▸ **TASK PROMPT**
Every entry must be copied word for word.

Dataset items:
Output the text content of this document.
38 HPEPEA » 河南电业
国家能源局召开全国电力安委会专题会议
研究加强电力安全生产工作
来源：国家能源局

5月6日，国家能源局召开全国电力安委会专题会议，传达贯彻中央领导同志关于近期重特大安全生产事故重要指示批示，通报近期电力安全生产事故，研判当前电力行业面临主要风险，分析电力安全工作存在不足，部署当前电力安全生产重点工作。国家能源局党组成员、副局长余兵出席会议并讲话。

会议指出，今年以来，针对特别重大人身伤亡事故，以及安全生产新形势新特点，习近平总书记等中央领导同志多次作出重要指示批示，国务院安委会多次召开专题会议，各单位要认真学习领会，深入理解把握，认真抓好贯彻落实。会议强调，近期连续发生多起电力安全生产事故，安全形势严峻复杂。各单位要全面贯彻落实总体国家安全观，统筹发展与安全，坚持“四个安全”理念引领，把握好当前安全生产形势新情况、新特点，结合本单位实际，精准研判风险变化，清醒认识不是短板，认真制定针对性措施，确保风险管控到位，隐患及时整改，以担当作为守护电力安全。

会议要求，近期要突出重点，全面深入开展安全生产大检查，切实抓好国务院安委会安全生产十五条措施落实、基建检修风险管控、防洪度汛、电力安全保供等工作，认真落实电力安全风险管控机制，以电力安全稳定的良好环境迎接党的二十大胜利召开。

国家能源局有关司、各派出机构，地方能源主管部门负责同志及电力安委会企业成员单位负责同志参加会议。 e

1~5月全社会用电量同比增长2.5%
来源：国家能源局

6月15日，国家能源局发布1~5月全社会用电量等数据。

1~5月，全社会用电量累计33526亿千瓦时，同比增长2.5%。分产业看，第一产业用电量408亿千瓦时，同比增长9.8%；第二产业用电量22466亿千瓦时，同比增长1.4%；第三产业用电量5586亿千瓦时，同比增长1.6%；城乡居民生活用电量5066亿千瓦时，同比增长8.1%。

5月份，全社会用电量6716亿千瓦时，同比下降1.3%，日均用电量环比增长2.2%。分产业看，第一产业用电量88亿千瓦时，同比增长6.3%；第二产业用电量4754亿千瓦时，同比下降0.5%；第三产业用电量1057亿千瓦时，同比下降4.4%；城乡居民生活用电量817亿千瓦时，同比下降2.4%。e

▸ **OUTPUT FOR THIS TASK**
Output the text content of this document.
38 HPEPEA » 河南电业
国家能源局召开全国电力安委会专题会议
研究加强电力安全生产工作
来源：国家能源局

5月6日，国家能源局召开全国电力安委会专题会议，传达贯彻中央领导同志关于近期重特大安全生产事故重要指示批示，通报近期电力安全生产事故，研判当前电力行业面临主要风险，分析电力安全工作存在不足，部署当前电力安全生产重点工作。国家能源局党组成员、副局长余兵出席会议并讲话。

会议指出，今年以来，针对特别重大人身伤亡事故，以及安全生产新形势新特点，习近平总书记等中央领导同志多次作出重要指示批示，国务院安委会多次召开专题会议，各单位要认真学习领会，深入理解把握，认真抓好贯彻落实。会议强调，近期连续发生多起电力安全生产事故，安全形势严峻复杂。各单位要全面贯彻落实总体国家安全观，统筹发展与安全，坚持“四个安全”理念引领，把握好当前安全生产形势新情况、新特点，结合本单位实际，精准研判风险变化，清醒认识不是短板，认真制定针对性措施，确保风险管控到位，隐患及时整改，以担当作为守护电力安全。

会议要求，近期要突出重点，全面深入开展安全生产大检查，切实抓好国务院安委会安全生产十五条措施落实、基建检修风险管控、防洪度汛、电力安全保供等工作，认真落实电力安全风险管控机制，以电力安全稳定的良好环境迎接党的二十大胜利召开。

国家能源局有关司、各派出机构，地方能源主管部门负责同志及电力安委会企业成员单位负责同志参加会议。 e

1~5月全社会用电量同比增长2.5%
来源：国家能源局

6月15日，国家能源局发布1~5月全社会用电量等数据。

1~5月，全社会用电量累计33526亿千瓦时，同比增长2.5%。分产业看，第一产业用电量408亿千瓦时，同比增长9.8%；第二产业用电量22466亿千瓦时，同比增长1.4%；第三产业用电量5586亿千瓦时，同比增长1.6%；城乡居民生活用电量5066亿千瓦时，同比增长8.1%。

5月份，全社会用电量6716亿千瓦时，同比下降1.3%，日均用电量环比增长2.2%。分产业看，第一产业用电量88亿千瓦时，同比增长6.3%；第二产业用电量4754亿千瓦时，同比下降0.5%；第三产业用电量1057亿千瓦时，同比下降4.4%；城乡居民生活用电量817亿千瓦时，同比下降2.4%。e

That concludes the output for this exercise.